- _What this task involves_
Repeat each line of the material below exactly as it appears, minus any pictures.

- _Data records_
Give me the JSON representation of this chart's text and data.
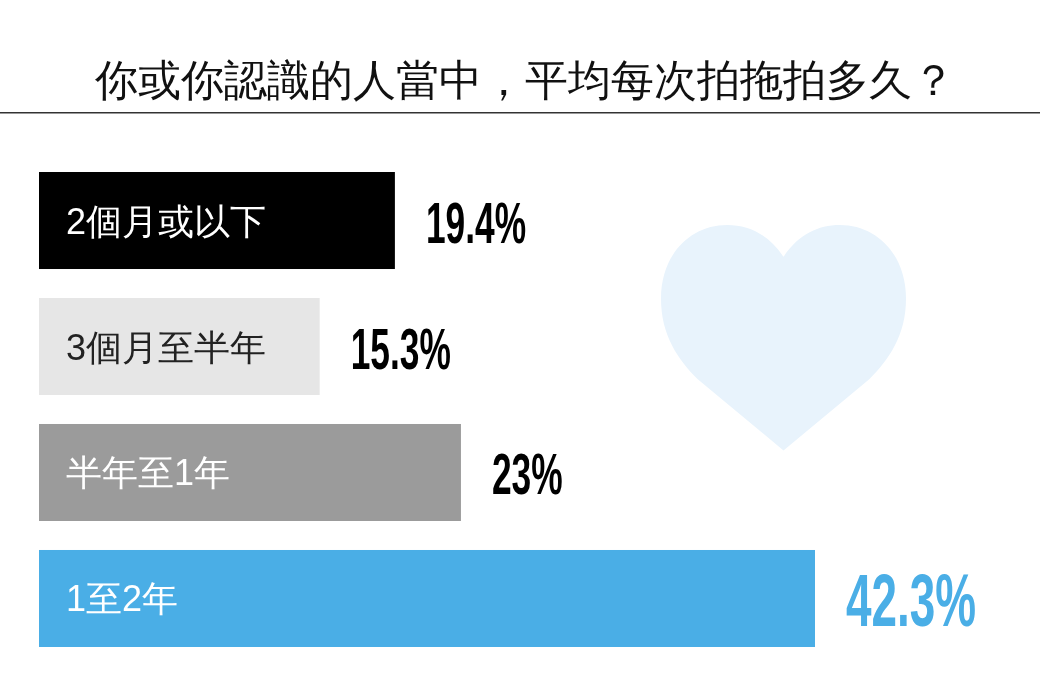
{
  "chart_data": {
    "type": "bar",
    "orientation": "horizontal",
    "title": "你或你認識的人當中，平均每次拍拖拍多久？",
    "categories": [
      "2個月或以下",
      "3個月至半年",
      "半年至1年",
      "1至2年"
    ],
    "values": [
      19.4,
      15.3,
      23,
      42.3
    ],
    "colors": [
      "#000000",
      "#e6e6e6",
      "#9b9b9b",
      "#4aaee6"
    ],
    "value_labels": [
      "19.4%",
      "15.3%",
      "23%",
      "42.3%"
    ]
  }
}
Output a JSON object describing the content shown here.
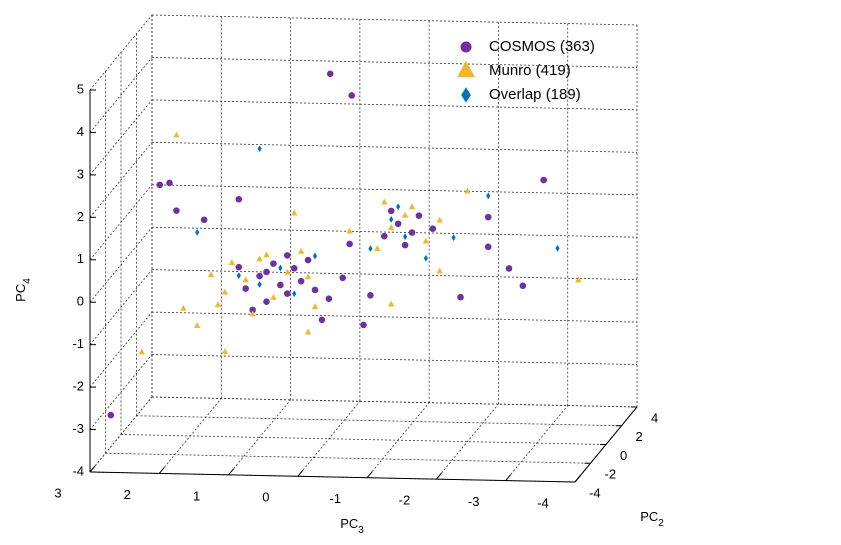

- _Response below_
Give me the JSON representation of this chart's text and data.
{
  "chart_data": {
    "type": "bar",
    "orientation": "horizontal",
    "title": "你或你認識的人當中，平均每次拍拖拍多久？",
    "categories": [
      "2個月或以下",
      "3個月至半年",
      "半年至1年",
      "1至2年"
    ],
    "values": [
      19.4,
      15.3,
      23,
      42.3
    ],
    "colors": [
      "#000000",
      "#e6e6e6",
      "#9b9b9b",
      "#4aaee6"
    ],
    "value_labels": [
      "19.4%",
      "15.3%",
      "23%",
      "42.3%"
    ]
  }
}
Output a JSON object describing the content shown here.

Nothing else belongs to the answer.